# TASK BRIEF:
Copy out lines with the word "this" from the material that follows.

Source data

▽

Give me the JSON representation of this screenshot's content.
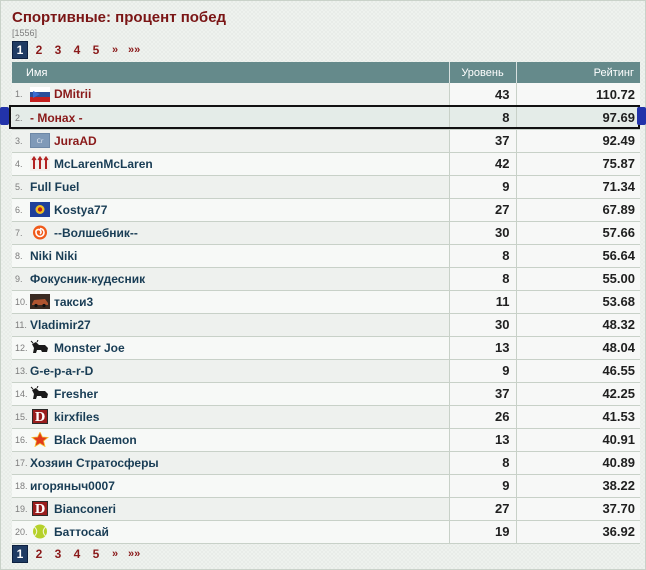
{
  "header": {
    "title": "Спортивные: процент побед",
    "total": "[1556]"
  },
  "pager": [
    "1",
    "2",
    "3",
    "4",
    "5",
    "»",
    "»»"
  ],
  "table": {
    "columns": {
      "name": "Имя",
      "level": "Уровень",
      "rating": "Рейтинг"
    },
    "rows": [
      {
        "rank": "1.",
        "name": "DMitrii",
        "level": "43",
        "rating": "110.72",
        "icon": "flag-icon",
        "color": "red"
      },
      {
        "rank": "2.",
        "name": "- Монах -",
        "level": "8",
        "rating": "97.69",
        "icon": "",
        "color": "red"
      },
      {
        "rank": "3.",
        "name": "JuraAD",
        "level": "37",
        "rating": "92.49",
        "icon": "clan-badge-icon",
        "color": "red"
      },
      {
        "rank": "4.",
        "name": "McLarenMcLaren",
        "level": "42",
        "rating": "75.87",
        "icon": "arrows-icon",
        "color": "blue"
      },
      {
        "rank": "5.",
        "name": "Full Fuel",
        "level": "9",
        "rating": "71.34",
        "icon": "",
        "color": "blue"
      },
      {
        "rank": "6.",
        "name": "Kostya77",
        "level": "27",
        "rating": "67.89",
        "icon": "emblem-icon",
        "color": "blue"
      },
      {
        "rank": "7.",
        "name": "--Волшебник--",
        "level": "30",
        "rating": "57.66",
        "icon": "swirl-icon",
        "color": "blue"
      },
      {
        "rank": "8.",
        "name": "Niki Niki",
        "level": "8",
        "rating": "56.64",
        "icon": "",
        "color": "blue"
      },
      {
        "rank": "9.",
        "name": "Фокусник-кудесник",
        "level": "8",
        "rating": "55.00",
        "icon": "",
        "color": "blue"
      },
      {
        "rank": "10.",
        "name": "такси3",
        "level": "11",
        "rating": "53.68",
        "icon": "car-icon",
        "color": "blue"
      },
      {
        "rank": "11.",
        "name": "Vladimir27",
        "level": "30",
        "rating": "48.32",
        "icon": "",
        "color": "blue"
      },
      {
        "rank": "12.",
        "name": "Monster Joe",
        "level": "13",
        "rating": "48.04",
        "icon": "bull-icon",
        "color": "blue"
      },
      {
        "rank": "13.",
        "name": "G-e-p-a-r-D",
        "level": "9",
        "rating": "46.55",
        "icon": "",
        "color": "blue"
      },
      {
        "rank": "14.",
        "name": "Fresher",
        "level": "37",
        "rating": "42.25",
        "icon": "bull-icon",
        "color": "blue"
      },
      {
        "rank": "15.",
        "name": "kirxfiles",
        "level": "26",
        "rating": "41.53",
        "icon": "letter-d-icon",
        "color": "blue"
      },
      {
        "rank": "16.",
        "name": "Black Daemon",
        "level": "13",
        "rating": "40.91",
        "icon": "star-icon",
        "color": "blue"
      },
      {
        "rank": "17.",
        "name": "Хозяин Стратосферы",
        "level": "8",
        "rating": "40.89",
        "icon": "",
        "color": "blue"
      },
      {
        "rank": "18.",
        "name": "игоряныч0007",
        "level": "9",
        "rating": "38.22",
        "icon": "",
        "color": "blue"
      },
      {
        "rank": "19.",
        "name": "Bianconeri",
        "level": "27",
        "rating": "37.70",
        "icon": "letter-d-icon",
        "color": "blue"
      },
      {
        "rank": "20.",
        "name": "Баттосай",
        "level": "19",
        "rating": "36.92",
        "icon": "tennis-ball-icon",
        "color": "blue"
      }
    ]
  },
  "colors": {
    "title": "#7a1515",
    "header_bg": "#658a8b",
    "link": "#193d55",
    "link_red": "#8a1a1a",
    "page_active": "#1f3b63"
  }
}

△
▽

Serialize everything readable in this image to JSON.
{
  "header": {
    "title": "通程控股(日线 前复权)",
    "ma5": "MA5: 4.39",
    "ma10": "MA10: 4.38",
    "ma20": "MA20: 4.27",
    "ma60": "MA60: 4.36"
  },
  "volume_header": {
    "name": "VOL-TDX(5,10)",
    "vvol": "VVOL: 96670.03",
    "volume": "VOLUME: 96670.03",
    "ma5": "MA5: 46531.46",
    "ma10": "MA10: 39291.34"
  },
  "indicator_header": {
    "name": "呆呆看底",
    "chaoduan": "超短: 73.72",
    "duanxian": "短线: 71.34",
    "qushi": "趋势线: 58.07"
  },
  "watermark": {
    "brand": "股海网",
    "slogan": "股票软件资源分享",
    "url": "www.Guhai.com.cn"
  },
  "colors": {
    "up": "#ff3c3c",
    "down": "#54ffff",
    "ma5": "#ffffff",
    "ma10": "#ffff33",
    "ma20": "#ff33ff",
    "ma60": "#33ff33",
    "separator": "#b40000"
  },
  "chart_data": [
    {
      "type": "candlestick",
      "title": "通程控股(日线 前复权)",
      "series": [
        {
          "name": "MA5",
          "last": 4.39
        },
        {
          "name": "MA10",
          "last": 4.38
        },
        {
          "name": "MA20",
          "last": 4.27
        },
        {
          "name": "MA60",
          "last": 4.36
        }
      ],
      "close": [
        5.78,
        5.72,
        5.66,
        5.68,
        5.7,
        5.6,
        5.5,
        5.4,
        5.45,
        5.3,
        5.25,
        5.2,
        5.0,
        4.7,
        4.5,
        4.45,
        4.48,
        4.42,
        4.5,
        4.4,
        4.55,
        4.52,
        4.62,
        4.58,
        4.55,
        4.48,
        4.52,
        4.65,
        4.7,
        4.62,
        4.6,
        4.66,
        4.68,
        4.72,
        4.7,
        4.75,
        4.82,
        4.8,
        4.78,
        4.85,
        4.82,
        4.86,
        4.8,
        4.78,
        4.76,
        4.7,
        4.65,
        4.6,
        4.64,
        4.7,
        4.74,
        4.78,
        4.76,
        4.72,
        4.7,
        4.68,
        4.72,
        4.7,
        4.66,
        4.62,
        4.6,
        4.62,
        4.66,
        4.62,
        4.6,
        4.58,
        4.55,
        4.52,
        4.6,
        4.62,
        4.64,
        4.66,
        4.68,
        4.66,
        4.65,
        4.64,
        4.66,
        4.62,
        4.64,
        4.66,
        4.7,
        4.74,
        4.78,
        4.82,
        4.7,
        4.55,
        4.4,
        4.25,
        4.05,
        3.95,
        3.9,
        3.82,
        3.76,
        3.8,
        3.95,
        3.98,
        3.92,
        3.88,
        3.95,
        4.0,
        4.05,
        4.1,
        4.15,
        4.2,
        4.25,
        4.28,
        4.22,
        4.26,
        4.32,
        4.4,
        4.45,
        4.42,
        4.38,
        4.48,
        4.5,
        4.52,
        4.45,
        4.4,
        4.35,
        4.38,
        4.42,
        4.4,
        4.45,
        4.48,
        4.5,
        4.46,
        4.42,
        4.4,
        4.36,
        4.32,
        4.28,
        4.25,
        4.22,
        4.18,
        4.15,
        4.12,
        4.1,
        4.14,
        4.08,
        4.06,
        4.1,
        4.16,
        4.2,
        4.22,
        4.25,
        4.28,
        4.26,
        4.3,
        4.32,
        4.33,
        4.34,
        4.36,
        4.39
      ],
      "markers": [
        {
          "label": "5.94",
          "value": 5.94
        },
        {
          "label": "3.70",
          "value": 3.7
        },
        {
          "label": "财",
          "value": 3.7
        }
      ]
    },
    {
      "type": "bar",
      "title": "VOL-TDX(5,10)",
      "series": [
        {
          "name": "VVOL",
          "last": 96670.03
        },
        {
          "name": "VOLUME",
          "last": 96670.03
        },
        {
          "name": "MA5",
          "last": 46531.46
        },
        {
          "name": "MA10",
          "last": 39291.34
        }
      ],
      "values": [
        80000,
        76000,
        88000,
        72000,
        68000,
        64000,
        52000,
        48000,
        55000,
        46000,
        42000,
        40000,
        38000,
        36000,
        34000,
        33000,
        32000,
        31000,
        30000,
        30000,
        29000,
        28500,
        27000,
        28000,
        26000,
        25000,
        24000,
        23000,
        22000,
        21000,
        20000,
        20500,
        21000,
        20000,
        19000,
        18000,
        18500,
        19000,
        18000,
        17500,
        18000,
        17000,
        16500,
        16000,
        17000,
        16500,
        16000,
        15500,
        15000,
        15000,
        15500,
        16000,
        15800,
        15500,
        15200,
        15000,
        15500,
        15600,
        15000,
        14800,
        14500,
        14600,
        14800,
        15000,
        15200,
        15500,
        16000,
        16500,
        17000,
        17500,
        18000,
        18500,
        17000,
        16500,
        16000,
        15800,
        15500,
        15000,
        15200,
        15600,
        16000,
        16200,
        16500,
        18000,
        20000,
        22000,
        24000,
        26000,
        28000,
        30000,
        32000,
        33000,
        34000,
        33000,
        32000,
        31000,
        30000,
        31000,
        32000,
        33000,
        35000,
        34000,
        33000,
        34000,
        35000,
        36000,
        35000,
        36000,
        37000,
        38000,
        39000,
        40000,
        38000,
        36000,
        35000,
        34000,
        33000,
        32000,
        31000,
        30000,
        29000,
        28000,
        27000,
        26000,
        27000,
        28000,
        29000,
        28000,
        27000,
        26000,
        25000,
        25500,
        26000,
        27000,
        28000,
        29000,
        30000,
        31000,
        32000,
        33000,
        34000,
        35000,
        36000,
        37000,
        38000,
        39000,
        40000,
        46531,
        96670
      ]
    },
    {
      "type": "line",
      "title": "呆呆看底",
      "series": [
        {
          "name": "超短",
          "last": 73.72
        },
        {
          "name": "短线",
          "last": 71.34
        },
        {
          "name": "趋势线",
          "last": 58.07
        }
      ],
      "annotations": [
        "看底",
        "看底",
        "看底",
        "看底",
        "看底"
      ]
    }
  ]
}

△

# SOLUTION:
Give me the JSON representation of this screenshot's content.
Serialize everything readable in this image to JSON.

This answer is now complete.